How many lines in the records below hold the string "protocols"? Answer with the number alone.

• [Task material]:
— begin —

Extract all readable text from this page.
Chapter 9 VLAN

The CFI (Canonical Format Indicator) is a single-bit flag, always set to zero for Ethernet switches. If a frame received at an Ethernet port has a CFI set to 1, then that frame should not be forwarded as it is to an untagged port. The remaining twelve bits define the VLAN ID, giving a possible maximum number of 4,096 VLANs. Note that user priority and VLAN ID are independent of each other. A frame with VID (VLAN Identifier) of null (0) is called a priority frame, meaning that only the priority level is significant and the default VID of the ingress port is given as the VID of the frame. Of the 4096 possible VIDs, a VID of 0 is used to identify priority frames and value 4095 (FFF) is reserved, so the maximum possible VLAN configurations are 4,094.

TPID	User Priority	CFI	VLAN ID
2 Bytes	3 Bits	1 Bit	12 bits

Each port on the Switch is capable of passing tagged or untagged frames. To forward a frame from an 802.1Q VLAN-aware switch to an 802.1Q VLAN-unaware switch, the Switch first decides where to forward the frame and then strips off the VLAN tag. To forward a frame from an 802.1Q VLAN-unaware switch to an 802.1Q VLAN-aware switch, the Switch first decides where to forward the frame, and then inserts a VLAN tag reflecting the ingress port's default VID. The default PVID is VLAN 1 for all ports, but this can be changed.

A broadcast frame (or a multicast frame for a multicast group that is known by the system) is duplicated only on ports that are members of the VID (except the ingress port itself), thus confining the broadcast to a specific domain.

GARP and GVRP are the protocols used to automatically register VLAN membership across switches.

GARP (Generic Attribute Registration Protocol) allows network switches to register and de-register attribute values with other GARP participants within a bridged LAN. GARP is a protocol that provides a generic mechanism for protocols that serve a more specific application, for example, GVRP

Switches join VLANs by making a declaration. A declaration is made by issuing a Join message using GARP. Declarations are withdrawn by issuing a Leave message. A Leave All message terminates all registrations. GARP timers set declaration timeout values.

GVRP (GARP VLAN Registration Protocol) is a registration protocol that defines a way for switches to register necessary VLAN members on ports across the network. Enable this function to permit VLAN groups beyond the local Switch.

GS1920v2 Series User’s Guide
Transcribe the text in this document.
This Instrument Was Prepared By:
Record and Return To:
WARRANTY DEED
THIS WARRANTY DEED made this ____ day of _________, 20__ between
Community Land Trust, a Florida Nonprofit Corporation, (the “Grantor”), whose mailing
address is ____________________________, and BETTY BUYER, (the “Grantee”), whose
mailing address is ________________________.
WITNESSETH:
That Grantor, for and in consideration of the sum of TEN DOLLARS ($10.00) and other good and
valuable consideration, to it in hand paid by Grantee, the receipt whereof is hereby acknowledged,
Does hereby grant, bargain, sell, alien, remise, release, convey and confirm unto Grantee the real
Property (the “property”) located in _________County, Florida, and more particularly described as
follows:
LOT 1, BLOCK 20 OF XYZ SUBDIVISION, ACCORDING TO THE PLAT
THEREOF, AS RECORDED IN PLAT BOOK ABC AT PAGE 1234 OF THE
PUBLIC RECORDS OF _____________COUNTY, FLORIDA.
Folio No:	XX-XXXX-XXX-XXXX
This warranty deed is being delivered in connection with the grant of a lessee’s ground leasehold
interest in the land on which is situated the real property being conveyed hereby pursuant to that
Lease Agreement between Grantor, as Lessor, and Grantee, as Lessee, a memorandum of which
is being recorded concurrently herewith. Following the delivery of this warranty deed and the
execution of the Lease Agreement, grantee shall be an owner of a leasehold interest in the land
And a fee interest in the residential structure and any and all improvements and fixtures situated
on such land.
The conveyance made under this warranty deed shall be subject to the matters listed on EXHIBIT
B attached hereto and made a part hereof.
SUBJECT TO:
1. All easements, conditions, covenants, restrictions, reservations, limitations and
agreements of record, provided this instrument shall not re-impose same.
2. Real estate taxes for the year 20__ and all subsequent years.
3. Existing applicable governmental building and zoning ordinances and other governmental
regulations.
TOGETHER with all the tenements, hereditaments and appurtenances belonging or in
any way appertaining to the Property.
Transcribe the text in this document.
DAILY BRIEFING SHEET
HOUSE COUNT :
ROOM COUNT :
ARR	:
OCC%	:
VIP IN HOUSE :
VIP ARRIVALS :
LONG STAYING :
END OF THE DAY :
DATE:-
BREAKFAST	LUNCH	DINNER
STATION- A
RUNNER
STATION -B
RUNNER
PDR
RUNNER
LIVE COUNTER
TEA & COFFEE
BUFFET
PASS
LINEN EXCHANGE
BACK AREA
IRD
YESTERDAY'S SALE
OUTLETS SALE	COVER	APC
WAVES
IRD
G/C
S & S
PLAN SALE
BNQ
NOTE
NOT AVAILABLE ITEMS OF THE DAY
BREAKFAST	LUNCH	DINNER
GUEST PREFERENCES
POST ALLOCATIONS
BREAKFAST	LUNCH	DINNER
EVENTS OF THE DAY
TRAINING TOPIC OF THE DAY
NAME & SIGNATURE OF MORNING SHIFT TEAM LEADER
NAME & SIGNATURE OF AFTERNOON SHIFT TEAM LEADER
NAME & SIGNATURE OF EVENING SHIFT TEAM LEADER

— end —

• [Solved exercise]:
2